* _Collected data entries_:
· · · · · · ·
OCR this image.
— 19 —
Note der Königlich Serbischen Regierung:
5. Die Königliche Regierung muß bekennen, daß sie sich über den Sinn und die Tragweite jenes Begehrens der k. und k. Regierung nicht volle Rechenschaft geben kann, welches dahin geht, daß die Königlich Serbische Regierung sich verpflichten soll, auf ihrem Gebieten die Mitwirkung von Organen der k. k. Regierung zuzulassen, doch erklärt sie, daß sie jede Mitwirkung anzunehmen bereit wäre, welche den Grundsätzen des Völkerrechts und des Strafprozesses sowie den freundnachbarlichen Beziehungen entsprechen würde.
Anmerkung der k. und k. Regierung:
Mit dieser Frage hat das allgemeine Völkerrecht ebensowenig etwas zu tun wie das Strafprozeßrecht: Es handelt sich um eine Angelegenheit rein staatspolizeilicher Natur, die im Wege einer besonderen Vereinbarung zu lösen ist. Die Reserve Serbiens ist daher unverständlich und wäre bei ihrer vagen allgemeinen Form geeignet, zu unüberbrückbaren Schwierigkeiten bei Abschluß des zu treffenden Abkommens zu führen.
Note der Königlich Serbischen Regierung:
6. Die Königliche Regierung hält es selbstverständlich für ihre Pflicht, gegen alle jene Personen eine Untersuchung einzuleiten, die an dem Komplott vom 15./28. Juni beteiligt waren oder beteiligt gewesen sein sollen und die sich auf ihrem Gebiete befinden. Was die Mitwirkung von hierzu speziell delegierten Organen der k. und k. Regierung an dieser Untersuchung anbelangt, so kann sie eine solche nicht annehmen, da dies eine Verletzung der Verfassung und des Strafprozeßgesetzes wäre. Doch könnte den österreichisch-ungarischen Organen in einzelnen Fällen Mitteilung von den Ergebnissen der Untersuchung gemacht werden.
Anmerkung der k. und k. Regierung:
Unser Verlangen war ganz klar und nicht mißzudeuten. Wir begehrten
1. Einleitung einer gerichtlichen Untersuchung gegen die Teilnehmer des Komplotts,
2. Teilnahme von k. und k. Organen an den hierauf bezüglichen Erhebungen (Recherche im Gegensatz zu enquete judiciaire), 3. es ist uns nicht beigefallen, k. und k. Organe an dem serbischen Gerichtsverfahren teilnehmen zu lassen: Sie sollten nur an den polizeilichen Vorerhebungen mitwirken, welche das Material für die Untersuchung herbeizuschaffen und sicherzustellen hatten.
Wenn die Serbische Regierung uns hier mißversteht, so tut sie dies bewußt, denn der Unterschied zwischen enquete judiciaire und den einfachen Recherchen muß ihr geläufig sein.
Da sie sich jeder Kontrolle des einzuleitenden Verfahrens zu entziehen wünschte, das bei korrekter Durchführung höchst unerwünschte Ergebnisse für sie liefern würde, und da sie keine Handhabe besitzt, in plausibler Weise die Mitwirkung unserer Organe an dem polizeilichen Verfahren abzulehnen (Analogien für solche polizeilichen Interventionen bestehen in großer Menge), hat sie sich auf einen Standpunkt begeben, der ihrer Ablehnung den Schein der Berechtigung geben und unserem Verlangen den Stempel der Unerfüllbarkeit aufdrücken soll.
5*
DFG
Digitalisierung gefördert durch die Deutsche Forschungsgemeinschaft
· · · · · · ·
* _Task to complete_: Repeat every entry exactly, please.

* _Exercise result_:
OCR this image.
— 19 —
Note der Königlich Serbischen Regierung:
5. Die Königliche Regierung muß bekennen, daß sie sich über den Sinn und die Tragweite jenes Begehrens der k. und k. Regierung nicht volle Rechenschaft geben kann, welches dahin geht, daß die Königlich Serbische Regierung sich verpflichten soll, auf ihrem Gebieten die Mitwirkung von Organen der k. k. Regierung zuzulassen, doch erklärt sie, daß sie jede Mitwirkung anzunehmen bereit wäre, welche den Grundsätzen des Völkerrechts und des Strafprozesses sowie den freundnachbarlichen Beziehungen entsprechen würde.
Anmerkung der k. und k. Regierung:
Mit dieser Frage hat das allgemeine Völkerrecht ebensowenig etwas zu tun wie das Strafprozeßrecht: Es handelt sich um eine Angelegenheit rein staatspolizeilicher Natur, die im Wege einer besonderen Vereinbarung zu lösen ist. Die Reserve Serbiens ist daher unverständlich und wäre bei ihrer vagen allgemeinen Form geeignet, zu unüberbrückbaren Schwierigkeiten bei Abschluß des zu treffenden Abkommens zu führen.
Note der Königlich Serbischen Regierung:
6. Die Königliche Regierung hält es selbstverständlich für ihre Pflicht, gegen alle jene Personen eine Untersuchung einzuleiten, die an dem Komplott vom 15./28. Juni beteiligt waren oder beteiligt gewesen sein sollen und die sich auf ihrem Gebiete befinden. Was die Mitwirkung von hierzu speziell delegierten Organen der k. und k. Regierung an dieser Untersuchung anbelangt, so kann sie eine solche nicht annehmen, da dies eine Verletzung der Verfassung und des Strafprozeßgesetzes wäre. Doch könnte den österreichisch-ungarischen Organen in einzelnen Fällen Mitteilung von den Ergebnissen der Untersuchung gemacht werden.
Anmerkung der k. und k. Regierung:
Unser Verlangen war ganz klar und nicht mißzudeuten. Wir begehrten
1. Einleitung einer gerichtlichen Untersuchung gegen die Teilnehmer des Komplotts,
2. Teilnahme von k. und k. Organen an den hierauf bezüglichen Erhebungen (Recherche im Gegensatz zu enquete judiciaire), 3. es ist uns nicht beigefallen, k. und k. Organe an dem serbischen Gerichtsverfahren teilnehmen zu lassen: Sie sollten nur an den polizeilichen Vorerhebungen mitwirken, welche das Material für die Untersuchung herbeizuschaffen und sicherzustellen hatten.
Wenn die Serbische Regierung uns hier mißversteht, so tut sie dies bewußt, denn der Unterschied zwischen enquete judiciaire und den einfachen Recherchen muß ihr geläufig sein.
Da sie sich jeder Kontrolle des einzuleitenden Verfahrens zu entziehen wünschte, das bei korrekter Durchführung höchst unerwünschte Ergebnisse für sie liefern würde, und da sie keine Handhabe besitzt, in plausibler Weise die Mitwirkung unserer Organe an dem polizeilichen Verfahren abzulehnen (Analogien für solche polizeilichen Interventionen bestehen in großer Menge), hat sie sich auf einen Standpunkt begeben, der ihrer Ablehnung den Schein der Berechtigung geben und unserem Verlangen den Stempel der Unerfüllbarkeit aufdrücken soll.
5*
DFG
Digitalisierung gefördert durch die Deutsche Forschungsgemeinschaft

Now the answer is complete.